** begin SELECTED PASSAGE **
Regional Program: Western Kenya WaSH Program

Impact: 500 Served

Project Phase:  Installed

Functionality Status:  Functional

Community Profile & Stories

This project is a part of our shared program with Western Water And Sanitation Forum (WEWASAFO). Our team is pleased to directly share the below report (edited for clarity, as needed).

Welcome to the School

Essunza Primary School was founded in 1961 by the community members. It had a humble beginning with makeshift classrooms made of mud floors and walls, and grass-thatched roofs. It has now grown into a full-fledged primary school that even has an Early Childhood Development Education (ECDE) section. The primary and the ECDE have 810 and 134 pupils respectively. There are also 25 teachers plus three support staff members employed, making the total school population stand at 972 people.

Students report to school by 7AM with a full jerrycan of water. This is put straight to use while students clean their classrooms for the first 20 minutes of the day. The rest of the day is spent in normal classes but for an hour lunch break at 1PM. Afternoon classes stretch until game time at the end of the day.

The majority of parents here are peasant farmers, but for the small percent engaged in business.

Water Situation

There is one 3,000-liter plastic tank on school grounds, but when full can barely serve the 972 people for one day. That is why school administration must require students’ help in fetching water each morning.

Because each child brings their own water, it’s impossible to ensure that any of it is clean. It comes from a multitude of sources. Once delivered to school, most water is kept in its container in the classroom. Other containers are sent to the kitchen for their use. A lot of the water students bring is turbid (muddy).
** end SELECTED PASSAGE **
** begin ENTRIES PROVIDED **
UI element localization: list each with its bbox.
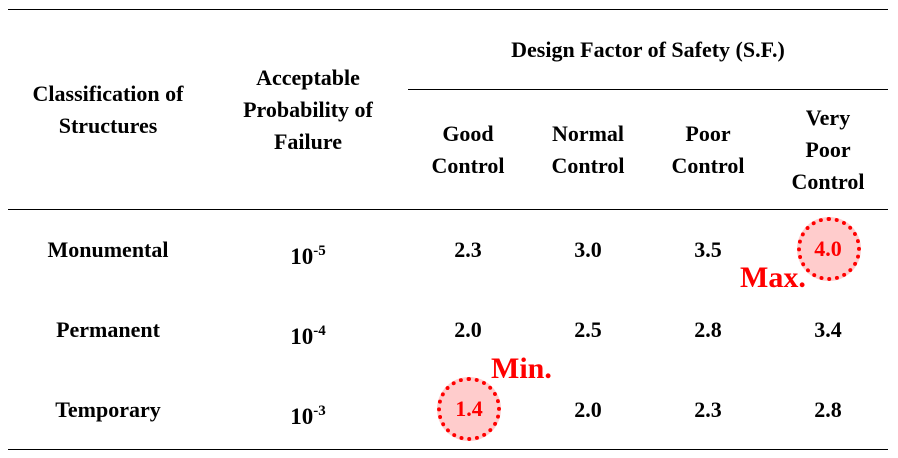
header-classification-line: Structures [58, 113, 158, 138]
header-classification-line: Classification of [32, 81, 184, 106]
safety-factor-value: 2.0 [574, 397, 602, 422]
safety-factor-value: 2.8 [694, 317, 722, 342]
probability-base: 10 [290, 244, 314, 269]
safety-factor-value: 2.3 [694, 397, 722, 422]
safety-factor-value: 2.3 [454, 237, 482, 262]
header-bottom-rule [8, 209, 888, 210]
header-poor-control: Poor Control [648, 118, 768, 182]
header-control-line: Control [551, 153, 625, 178]
probability-exponent: -5 [313, 243, 326, 259]
safety-factor-value: 3.4 [814, 317, 842, 342]
bottom-rule [8, 449, 888, 450]
probability-base: 10 [290, 324, 314, 349]
header-control-line: Control [431, 153, 505, 178]
safety-factor-value: 2.8 [814, 397, 842, 422]
header-control-line: Poor [685, 121, 731, 146]
probability-base: 10 [290, 404, 314, 429]
max-value: 4.0 [814, 236, 842, 261]
probability-exponent: -4 [313, 323, 326, 339]
max-annotation: Max. [740, 261, 806, 294]
header-probability-line: Failure [273, 129, 343, 154]
header-very-poor-control: Very Poor Control [768, 102, 888, 198]
top-rule [8, 9, 888, 10]
header-control-line: Normal [551, 121, 625, 146]
header-control-line: Poor [805, 137, 851, 162]
failure-probability: 10-4 [208, 315, 408, 353]
header-control-line: Control [671, 153, 745, 178]
max-highlight-circle [797, 217, 861, 281]
probability-exponent: -3 [313, 403, 326, 419]
failure-probability: 10-5 [208, 235, 408, 273]
header-normal-control: Normal Control [528, 118, 648, 182]
header-probability: Acceptable Probability of Failure [208, 62, 408, 158]
safety-factor-value: 2.0 [454, 317, 482, 342]
row-name: Monumental [47, 237, 169, 262]
min-highlight-circle [437, 377, 501, 441]
safety-factor-value: 3.0 [574, 237, 602, 262]
header-probability-line: Acceptable [256, 65, 360, 90]
header-classification: Classification of Structures [8, 78, 208, 142]
header-control-line: Very [805, 105, 851, 130]
header-control-line: Control [791, 169, 865, 194]
safety-factor-value: 2.5 [574, 317, 602, 342]
header-control-line: Good [442, 121, 494, 146]
row-name: Temporary [55, 397, 161, 422]
design-factor-rule [408, 89, 888, 90]
min-annotation: Min. [491, 352, 552, 385]
header-probability-line: Probability of [243, 97, 373, 122]
header-design-factor: Design Factor of Safety (S.F.) [511, 37, 785, 62]
safety-factor-value: 3.5 [694, 237, 722, 262]
row-name: Permanent [56, 317, 160, 342]
failure-probability: 10-3 [208, 395, 408, 433]
header-good-control: Good Control [408, 118, 528, 182]
min-value: 1.4 [455, 396, 483, 421]
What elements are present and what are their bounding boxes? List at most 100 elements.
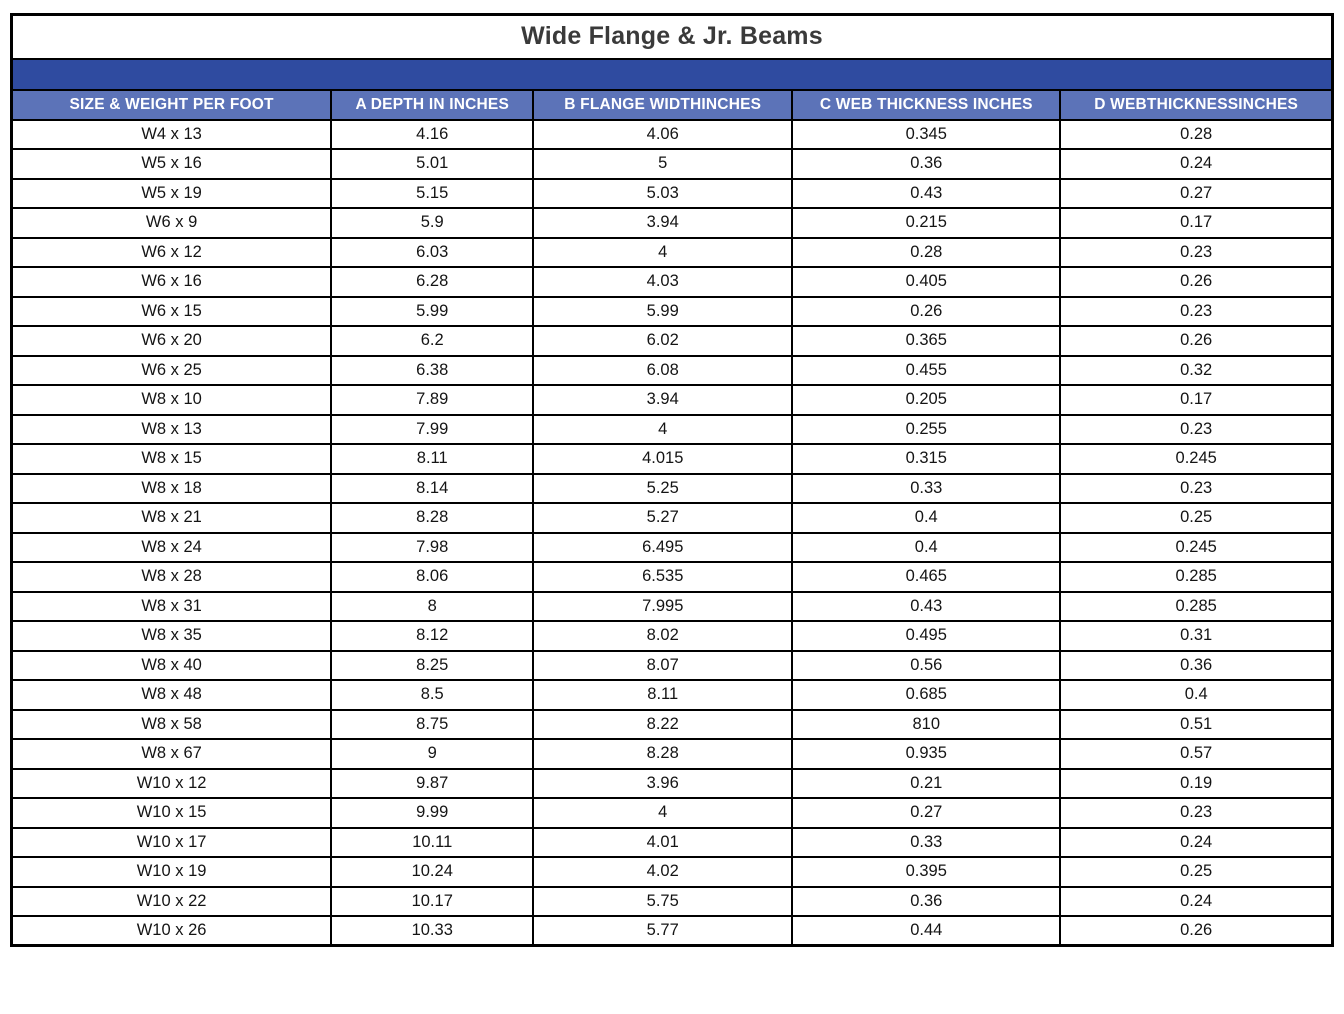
table-cell: 7.89 [330,384,535,416]
table-row: W6 x 16 6.28 4.03 0.405 0.26 [10,266,1334,298]
table-row: W6 x 25 6.38 6.08 0.455 0.32 [10,354,1334,386]
table-cell: 8.07 [532,649,794,681]
table-row: W10 x 17 10.11 4.01 0.33 0.24 [10,826,1334,858]
table-cell: 8.11 [532,679,794,711]
table-cell: 0.26 [1059,266,1334,298]
table-cell: 3.96 [532,767,794,799]
table-cell: 5.77 [532,915,794,947]
table-cell: W6 x 12 [10,236,333,268]
table-cell: 10.24 [330,856,535,888]
table-cell: W8 x 21 [10,502,333,534]
table-cell: W5 x 19 [10,177,333,209]
table-cell: W8 x 18 [10,472,333,504]
table-cell: 0.43 [791,177,1062,209]
table-cell: 0.26 [1059,325,1334,357]
table-cell: 6.28 [330,266,535,298]
table-cell: 4.03 [532,266,794,298]
table-cell: W8 x 58 [10,708,333,740]
table-cell: 5.01 [330,148,535,180]
table-row: W8 x 40 8.25 8.07 0.56 0.36 [10,649,1334,681]
table-cell: 6.495 [532,531,794,563]
table-cell: 5.9 [330,207,535,239]
table-cell: 8.06 [330,561,535,593]
table-cell: 0.24 [1059,148,1334,180]
table-cell: 4.01 [532,826,794,858]
table-cell: W6 x 15 [10,295,333,327]
blue-band [11,57,1333,91]
table-cell: 0.345 [791,118,1062,150]
table-cell: 0.23 [1059,797,1334,829]
table-row: W8 x 15 8.11 4.015 0.315 0.245 [10,443,1334,475]
table-cell: W8 x 31 [10,590,333,622]
table-cell: W10 x 26 [10,915,333,947]
table-cell: W6 x 20 [10,325,333,357]
table-cell: 9.99 [330,797,535,829]
table-cell: 0.285 [1059,590,1334,622]
table-cell: 3.94 [532,384,794,416]
table-row: W10 x 26 10.33 5.77 0.44 0.26 [10,915,1334,947]
table-cell: W5 x 16 [10,148,333,180]
table-body: W4 x 13 4.16 4.06 0.345 0.28 W5 x 16 5.01 5 0.36… [10,118,1334,947]
table-row: W8 x 18 8.14 5.25 0.33 0.23 [10,472,1334,504]
table-cell: 0.31 [1059,620,1334,652]
col-header-depth: A DEPTH IN INCHES [330,88,535,121]
table-cell: W8 x 13 [10,413,333,445]
table-cell: 0.285 [1059,561,1334,593]
table-cell: 0.21 [791,767,1062,799]
table-row: W6 x 15 5.99 5.99 0.26 0.23 [10,295,1334,327]
table-cell: 5.99 [532,295,794,327]
table-cell: 0.36 [1059,649,1334,681]
table-cell: 5.25 [532,472,794,504]
table-cell: 0.215 [791,207,1062,239]
table-cell: 8 [330,590,535,622]
table-row: W8 x 28 8.06 6.535 0.465 0.285 [10,561,1334,593]
table-row: W8 x 67 9 8.28 0.935 0.57 [10,738,1334,770]
table-cell: 4 [532,236,794,268]
table-cell: 0.17 [1059,207,1334,239]
table-cell: 4.015 [532,443,794,475]
table-cell: 8.28 [330,502,535,534]
table-cell: 9 [330,738,535,770]
table-cell: 0.25 [1059,856,1334,888]
table-cell: 0.465 [791,561,1062,593]
table-cell: 0.4 [1059,679,1334,711]
table-cell: 5.15 [330,177,535,209]
table-row: W5 x 16 5.01 5 0.36 0.24 [10,148,1334,180]
table-cell: 0.56 [791,649,1062,681]
table-cell: 0.4 [791,531,1062,563]
table-row: W10 x 19 10.24 4.02 0.395 0.25 [10,856,1334,888]
table-row: W8 x 21 8.28 5.27 0.4 0.25 [10,502,1334,534]
table-cell: 4.06 [532,118,794,150]
table-cell: W8 x 67 [10,738,333,770]
table-cell: 8.28 [532,738,794,770]
table-cell: W8 x 24 [10,531,333,563]
table-cell: 0.26 [791,295,1062,327]
table-cell: 4.02 [532,856,794,888]
table-cell: 0.405 [791,266,1062,298]
table-cell: 0.315 [791,443,1062,475]
table-row: W8 x 13 7.99 4 0.255 0.23 [10,413,1334,445]
table-cell: W6 x 25 [10,354,333,386]
table-cell: W8 x 15 [10,443,333,475]
table-cell: 5.75 [532,885,794,917]
table-title-row: Wide Flange & Jr. Beams [10,13,1334,60]
table-row: W10 x 15 9.99 4 0.27 0.23 [10,797,1334,829]
table-cell: 0.935 [791,738,1062,770]
table-row: W10 x 22 10.17 5.75 0.36 0.24 [10,885,1334,917]
table-cell: W10 x 12 [10,767,333,799]
table-cell: 8.02 [532,620,794,652]
table-row: W8 x 58 8.75 8.22 810 0.51 [10,708,1334,740]
table-cell: 0.495 [791,620,1062,652]
column-header-row: SIZE & WEIGHT PER FOOT A DEPTH IN INCHES… [10,88,1334,121]
table-cell: W6 x 9 [10,207,333,239]
beams-table-container: Wide Flange & Jr. Beams SIZE & WEIGHT PE… [10,13,1334,947]
table-cell: 6.2 [330,325,535,357]
table-cell: 0.51 [1059,708,1334,740]
table-cell: 0.23 [1059,236,1334,268]
table-cell: 0.57 [1059,738,1334,770]
table-cell: 8.5 [330,679,535,711]
table-cell: 0.28 [1059,118,1334,150]
table-cell: 5.99 [330,295,535,327]
table-cell: 0.23 [1059,295,1334,327]
table-cell: 0.24 [1059,826,1334,858]
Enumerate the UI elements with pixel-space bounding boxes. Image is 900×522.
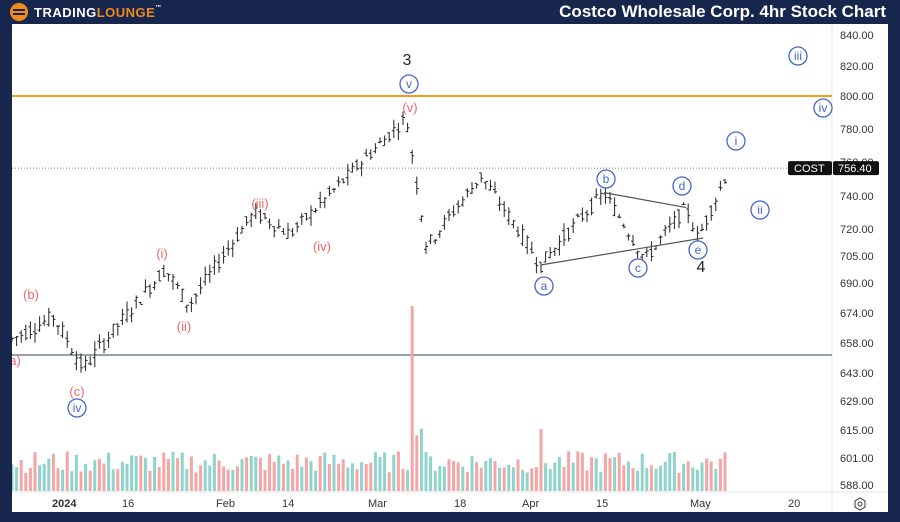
** end ENTRIES PROVIDED **
■ **TASK INSTRUCTIONS**
1. List each group of people that the Essunza Primary School report counts toward the school's total population, with the number it gives for that group.
2. Transcribe the part of the Essunza Primary School report that begins at the words "The majority of" and ends after the words "is turbid (muddy).".

■ **RESPONSES**
1.
Primary pupils: 810
ECDE pupils: 134
Teachers: 25
Support staff members: three

2.
The majority of parents here are peasant farmers, but for the small percent engaged in business.

Water Situation

There is one 3,000-liter plastic tank on school grounds, but when full can barely serve the 972 people for one day. That is why school administration must require students’ help in fetching water each morning.

Because each child brings their own water, it’s impossible to ensure that any of it is clean. It comes from a multitude of sources. Once delivered to school, most water is kept in its container in the classroom. Other containers are sent to the kitchen for their use. A lot of the water students bring is turbid (muddy).